**What to do:** Say how many lines of the listing below contain "осуществлении", giving the number and nothing else.

Data entries
----------

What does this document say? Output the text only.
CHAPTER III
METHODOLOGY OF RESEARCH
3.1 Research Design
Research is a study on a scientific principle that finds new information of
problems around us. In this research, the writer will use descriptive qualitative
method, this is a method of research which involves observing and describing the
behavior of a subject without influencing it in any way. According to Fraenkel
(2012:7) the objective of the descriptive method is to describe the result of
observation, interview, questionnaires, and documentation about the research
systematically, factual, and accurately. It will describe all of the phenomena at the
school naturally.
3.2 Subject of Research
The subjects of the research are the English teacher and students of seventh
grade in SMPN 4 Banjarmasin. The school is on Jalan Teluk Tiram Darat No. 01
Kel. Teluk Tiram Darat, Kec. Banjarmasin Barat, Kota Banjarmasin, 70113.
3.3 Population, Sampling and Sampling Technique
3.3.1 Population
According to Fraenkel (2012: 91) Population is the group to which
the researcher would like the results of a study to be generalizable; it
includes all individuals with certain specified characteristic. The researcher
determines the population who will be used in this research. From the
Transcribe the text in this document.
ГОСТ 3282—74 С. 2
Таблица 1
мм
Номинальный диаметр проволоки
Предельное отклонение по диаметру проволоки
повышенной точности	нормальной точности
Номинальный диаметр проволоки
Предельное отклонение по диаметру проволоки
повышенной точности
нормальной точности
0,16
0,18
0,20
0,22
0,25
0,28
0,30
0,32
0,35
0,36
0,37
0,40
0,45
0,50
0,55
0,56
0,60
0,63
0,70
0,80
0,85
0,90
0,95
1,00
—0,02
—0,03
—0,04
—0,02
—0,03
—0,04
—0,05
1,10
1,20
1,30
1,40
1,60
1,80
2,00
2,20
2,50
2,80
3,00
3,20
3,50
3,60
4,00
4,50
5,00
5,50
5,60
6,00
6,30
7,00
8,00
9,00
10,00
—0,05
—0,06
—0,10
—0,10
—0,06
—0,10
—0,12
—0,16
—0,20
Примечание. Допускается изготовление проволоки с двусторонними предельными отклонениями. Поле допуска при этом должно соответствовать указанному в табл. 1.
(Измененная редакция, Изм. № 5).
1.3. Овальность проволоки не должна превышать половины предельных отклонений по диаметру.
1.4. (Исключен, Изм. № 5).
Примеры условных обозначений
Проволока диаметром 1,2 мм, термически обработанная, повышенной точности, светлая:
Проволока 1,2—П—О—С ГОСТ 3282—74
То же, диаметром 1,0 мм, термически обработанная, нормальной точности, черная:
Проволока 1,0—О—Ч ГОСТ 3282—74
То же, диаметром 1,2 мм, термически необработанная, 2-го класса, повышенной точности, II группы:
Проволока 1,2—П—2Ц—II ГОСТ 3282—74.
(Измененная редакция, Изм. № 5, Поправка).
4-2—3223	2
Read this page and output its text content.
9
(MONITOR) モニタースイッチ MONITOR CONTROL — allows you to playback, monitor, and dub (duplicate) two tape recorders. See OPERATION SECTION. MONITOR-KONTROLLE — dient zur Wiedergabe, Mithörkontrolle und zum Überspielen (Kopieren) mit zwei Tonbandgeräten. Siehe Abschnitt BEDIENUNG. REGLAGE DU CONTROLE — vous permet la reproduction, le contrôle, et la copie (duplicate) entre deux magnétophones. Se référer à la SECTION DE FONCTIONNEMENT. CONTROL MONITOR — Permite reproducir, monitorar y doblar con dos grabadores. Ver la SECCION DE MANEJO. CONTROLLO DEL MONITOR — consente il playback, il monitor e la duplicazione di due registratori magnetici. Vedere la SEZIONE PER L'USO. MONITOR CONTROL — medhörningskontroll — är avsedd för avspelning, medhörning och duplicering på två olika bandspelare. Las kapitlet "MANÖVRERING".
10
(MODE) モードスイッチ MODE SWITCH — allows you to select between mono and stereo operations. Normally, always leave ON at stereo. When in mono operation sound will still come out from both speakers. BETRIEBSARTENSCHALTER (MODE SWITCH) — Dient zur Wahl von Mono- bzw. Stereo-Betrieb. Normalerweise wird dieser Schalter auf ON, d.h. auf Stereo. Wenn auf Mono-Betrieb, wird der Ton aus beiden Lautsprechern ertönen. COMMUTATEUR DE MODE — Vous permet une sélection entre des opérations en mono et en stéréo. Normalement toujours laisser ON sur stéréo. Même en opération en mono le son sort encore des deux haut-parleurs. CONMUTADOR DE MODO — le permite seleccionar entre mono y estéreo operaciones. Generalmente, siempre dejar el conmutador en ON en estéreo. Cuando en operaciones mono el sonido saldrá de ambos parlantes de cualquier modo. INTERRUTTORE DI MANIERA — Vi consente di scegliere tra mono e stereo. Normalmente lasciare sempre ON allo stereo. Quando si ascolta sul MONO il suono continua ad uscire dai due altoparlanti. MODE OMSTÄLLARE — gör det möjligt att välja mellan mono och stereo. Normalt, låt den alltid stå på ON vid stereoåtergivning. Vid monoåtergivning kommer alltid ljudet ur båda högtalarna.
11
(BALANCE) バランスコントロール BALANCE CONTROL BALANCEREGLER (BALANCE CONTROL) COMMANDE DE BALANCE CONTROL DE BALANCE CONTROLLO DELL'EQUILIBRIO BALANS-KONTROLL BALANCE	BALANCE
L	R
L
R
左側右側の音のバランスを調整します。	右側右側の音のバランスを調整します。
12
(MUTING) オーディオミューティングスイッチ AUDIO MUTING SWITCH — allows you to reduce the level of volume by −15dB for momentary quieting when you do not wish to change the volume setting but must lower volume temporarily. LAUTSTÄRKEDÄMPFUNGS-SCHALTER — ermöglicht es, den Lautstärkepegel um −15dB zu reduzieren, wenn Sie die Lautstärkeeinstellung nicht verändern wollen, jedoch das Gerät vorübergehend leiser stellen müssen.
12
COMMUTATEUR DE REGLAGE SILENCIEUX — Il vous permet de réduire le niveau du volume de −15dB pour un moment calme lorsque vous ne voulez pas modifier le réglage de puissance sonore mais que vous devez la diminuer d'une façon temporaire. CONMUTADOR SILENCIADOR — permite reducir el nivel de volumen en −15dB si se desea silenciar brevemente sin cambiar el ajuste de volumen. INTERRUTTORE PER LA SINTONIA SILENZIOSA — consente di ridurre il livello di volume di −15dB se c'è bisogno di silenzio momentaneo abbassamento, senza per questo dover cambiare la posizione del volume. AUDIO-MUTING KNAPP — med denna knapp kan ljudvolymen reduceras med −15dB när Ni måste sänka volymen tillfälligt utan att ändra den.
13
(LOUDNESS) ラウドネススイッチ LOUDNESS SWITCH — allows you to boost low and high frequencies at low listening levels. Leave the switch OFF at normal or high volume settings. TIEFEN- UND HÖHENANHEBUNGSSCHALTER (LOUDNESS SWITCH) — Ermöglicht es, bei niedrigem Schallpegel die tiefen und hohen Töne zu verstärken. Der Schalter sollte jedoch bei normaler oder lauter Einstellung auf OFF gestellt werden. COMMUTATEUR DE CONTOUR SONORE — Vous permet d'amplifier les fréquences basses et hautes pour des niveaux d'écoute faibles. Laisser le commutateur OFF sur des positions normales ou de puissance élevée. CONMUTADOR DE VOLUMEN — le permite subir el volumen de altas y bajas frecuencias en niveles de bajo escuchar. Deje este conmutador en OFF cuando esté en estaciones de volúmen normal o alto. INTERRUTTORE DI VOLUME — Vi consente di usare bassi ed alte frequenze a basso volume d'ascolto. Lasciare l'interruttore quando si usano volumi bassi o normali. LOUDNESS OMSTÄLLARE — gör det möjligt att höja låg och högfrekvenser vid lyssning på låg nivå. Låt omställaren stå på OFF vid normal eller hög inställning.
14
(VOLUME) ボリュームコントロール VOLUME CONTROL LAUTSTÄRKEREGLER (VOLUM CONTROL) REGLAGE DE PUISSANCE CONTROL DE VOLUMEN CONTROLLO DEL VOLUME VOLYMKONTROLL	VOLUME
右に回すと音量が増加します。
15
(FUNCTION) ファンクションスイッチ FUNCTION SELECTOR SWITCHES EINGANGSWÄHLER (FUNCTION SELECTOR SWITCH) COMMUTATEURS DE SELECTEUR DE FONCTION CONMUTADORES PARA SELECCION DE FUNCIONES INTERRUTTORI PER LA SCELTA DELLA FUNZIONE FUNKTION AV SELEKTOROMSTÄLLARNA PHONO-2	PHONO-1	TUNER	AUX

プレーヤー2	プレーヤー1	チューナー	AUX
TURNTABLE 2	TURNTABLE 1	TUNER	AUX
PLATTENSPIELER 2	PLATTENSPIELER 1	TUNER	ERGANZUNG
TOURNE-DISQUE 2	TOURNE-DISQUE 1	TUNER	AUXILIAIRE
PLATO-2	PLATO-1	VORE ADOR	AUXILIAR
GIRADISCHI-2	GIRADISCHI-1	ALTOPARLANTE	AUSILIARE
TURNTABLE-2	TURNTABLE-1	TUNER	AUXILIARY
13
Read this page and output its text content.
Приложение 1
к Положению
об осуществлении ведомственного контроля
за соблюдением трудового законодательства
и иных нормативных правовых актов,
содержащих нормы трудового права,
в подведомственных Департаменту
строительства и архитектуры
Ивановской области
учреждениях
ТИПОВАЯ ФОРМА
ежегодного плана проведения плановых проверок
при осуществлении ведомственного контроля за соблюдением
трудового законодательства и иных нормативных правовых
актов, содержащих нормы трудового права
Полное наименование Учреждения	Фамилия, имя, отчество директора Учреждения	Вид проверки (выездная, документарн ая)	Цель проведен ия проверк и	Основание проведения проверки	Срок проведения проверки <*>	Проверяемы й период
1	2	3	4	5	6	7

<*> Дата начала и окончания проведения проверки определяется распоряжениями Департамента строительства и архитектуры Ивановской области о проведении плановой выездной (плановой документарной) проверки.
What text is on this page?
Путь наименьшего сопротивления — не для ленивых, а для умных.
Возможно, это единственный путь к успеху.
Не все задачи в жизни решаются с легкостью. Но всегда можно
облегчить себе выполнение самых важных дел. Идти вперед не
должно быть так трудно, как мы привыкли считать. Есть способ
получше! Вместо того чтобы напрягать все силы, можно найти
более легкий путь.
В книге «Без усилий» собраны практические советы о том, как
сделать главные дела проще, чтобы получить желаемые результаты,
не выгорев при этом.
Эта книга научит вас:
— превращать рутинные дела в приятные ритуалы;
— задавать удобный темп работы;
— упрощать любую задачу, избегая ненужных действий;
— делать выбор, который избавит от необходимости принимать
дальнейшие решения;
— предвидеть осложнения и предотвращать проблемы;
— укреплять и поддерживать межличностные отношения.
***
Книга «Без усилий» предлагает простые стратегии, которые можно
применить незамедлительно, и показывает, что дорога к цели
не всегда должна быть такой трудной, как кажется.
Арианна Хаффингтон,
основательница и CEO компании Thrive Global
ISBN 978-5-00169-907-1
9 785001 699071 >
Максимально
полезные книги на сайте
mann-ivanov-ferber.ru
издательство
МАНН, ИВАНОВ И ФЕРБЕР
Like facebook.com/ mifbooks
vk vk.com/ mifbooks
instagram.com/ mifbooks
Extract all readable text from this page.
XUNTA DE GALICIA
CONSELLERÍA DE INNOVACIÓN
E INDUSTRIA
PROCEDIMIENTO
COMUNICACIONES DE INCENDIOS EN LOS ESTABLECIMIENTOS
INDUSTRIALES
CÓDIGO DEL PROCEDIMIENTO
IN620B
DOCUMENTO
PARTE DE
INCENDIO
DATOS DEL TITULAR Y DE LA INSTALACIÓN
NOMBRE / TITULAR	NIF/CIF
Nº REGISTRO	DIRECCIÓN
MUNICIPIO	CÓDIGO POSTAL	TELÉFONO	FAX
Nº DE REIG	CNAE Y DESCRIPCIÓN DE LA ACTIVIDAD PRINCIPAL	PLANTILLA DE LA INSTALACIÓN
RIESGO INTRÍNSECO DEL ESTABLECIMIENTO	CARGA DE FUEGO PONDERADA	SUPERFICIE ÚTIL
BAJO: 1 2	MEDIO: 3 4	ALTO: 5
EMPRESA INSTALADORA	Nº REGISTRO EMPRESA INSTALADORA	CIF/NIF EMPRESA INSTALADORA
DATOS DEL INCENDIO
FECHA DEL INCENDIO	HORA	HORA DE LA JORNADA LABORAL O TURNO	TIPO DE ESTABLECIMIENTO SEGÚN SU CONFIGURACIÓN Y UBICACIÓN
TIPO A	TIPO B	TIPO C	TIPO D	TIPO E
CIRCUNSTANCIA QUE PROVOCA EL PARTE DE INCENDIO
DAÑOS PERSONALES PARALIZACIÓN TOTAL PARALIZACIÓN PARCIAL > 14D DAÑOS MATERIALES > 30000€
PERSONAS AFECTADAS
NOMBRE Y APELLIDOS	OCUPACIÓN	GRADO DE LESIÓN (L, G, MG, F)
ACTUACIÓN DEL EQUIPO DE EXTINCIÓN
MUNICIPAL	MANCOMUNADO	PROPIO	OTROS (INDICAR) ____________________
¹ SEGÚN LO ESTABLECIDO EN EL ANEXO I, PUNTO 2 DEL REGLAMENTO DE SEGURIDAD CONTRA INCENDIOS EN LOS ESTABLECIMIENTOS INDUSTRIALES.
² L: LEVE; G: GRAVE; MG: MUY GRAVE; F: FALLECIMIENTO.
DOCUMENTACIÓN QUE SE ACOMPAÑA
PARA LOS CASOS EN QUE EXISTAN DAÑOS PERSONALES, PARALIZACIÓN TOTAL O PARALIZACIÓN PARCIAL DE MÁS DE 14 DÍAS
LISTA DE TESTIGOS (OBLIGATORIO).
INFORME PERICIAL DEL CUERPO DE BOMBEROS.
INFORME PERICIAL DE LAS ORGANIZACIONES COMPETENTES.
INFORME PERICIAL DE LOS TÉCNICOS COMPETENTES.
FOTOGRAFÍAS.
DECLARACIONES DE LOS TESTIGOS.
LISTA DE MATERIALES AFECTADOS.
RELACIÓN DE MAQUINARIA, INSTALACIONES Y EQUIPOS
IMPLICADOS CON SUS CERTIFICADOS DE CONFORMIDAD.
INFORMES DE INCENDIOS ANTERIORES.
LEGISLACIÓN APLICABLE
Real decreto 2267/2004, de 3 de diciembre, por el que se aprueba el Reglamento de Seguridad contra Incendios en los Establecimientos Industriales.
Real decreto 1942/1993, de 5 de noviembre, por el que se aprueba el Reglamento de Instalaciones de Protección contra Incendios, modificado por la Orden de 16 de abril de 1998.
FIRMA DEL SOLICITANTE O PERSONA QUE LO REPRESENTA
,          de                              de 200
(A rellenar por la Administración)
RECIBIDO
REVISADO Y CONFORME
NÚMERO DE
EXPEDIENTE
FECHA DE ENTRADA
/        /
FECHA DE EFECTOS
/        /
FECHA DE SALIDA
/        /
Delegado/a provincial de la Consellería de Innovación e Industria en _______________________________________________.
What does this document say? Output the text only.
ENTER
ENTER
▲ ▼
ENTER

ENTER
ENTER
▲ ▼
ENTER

----------

**Answer below:** 2